EXERCISE: Figure out how many lines of the material below contain the word "Traveling". Answer with the number only.

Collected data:
○ ○ ○ ○ ○ ○ ○
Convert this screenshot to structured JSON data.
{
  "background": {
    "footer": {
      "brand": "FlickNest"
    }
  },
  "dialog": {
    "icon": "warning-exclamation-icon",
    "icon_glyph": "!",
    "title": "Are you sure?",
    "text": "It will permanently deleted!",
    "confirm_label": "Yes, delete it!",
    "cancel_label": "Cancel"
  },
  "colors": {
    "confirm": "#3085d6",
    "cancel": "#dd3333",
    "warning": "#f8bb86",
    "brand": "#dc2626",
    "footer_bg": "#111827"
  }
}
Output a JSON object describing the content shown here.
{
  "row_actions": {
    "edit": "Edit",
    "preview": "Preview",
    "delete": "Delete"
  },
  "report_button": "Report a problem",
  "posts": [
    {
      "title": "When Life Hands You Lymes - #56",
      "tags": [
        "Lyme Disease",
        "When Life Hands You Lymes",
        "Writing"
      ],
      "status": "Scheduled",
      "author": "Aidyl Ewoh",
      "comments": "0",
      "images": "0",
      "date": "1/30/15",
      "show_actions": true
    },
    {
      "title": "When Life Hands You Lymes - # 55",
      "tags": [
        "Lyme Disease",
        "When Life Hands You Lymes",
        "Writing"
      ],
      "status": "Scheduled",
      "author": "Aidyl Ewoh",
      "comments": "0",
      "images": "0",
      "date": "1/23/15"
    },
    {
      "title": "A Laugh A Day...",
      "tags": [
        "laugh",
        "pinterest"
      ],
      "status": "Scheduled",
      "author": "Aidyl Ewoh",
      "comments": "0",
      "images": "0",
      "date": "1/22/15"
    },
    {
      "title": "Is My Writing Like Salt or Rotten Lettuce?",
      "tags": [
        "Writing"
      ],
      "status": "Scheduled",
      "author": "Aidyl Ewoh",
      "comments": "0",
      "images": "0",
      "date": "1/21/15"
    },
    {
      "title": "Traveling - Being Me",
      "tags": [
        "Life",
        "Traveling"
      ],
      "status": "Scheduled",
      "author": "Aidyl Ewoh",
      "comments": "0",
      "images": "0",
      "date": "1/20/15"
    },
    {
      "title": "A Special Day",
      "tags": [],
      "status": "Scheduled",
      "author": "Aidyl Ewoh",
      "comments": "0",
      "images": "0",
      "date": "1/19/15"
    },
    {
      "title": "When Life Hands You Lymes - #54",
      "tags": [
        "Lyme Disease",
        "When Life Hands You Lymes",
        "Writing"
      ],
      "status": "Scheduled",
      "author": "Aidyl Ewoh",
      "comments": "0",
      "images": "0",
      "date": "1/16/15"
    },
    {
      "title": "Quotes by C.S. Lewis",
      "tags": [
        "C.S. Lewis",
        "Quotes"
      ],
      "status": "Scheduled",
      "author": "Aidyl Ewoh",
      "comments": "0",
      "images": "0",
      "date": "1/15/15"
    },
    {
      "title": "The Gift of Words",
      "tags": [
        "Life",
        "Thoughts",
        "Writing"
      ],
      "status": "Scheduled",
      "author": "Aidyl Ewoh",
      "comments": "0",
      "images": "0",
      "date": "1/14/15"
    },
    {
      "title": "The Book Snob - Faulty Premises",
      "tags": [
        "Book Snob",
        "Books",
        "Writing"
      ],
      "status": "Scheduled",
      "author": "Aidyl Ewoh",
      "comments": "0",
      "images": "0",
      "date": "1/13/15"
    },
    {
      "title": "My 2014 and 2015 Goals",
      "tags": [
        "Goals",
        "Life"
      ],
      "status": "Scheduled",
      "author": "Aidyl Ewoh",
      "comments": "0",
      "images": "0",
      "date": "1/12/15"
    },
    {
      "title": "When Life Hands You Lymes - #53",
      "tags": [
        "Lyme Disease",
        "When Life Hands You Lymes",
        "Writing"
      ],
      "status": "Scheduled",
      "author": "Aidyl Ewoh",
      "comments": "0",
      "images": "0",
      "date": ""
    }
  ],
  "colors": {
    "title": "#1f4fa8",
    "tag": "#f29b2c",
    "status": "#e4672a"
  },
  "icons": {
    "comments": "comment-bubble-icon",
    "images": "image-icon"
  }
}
○ ○ ○ ○ ○ ○ ○
SOLUTION BELOW: 2